⟨

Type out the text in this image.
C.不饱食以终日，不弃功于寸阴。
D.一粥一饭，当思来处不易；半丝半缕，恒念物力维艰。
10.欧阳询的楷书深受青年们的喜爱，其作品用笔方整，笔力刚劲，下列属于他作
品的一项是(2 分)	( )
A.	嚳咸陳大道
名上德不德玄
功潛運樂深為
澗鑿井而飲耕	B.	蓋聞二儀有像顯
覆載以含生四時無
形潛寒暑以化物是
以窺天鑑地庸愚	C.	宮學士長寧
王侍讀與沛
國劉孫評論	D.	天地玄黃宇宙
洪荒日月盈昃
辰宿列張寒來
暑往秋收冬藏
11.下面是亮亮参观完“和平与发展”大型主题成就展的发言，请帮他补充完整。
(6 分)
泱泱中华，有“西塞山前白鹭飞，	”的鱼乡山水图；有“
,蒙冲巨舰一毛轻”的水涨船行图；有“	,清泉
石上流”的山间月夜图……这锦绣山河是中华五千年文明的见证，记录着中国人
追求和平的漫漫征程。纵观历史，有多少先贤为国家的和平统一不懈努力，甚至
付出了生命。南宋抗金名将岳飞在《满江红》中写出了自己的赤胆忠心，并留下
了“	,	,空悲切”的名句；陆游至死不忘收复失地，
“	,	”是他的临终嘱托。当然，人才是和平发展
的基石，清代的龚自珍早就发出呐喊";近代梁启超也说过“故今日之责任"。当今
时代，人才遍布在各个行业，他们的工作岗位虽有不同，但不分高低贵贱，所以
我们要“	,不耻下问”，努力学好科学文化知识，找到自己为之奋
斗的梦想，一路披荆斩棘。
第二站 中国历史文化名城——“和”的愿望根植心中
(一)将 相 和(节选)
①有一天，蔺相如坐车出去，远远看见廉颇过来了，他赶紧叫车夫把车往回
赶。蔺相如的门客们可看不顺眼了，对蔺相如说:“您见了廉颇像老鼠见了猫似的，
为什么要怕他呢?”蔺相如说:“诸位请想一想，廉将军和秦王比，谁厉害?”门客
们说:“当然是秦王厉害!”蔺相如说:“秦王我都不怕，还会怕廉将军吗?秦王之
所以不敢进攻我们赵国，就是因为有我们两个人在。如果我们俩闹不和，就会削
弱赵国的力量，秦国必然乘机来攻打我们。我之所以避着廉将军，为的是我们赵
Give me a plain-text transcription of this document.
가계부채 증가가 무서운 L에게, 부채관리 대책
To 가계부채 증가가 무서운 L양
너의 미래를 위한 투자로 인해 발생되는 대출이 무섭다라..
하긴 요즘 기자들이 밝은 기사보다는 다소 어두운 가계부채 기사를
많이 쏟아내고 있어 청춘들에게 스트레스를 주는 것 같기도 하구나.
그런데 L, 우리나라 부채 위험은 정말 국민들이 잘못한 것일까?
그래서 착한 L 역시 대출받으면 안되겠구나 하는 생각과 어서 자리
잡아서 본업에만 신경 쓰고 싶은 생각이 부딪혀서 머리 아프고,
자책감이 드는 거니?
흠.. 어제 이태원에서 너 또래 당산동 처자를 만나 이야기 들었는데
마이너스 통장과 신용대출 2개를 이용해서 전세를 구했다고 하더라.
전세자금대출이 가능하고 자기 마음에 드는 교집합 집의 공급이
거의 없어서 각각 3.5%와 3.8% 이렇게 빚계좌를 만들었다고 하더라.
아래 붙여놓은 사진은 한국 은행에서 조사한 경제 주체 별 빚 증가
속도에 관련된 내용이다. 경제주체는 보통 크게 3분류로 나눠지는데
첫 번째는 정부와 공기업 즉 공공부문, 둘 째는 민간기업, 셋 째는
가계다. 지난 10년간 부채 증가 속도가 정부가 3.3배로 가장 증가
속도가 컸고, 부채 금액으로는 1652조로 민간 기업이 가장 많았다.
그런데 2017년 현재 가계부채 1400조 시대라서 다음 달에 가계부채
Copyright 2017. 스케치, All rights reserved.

⟩

Problem to work on —
Select every line in the material above where the string "this" occurs, and copy it.

Result of the task —
Type out the text in this image.
Give me a plain-text transcription of this document.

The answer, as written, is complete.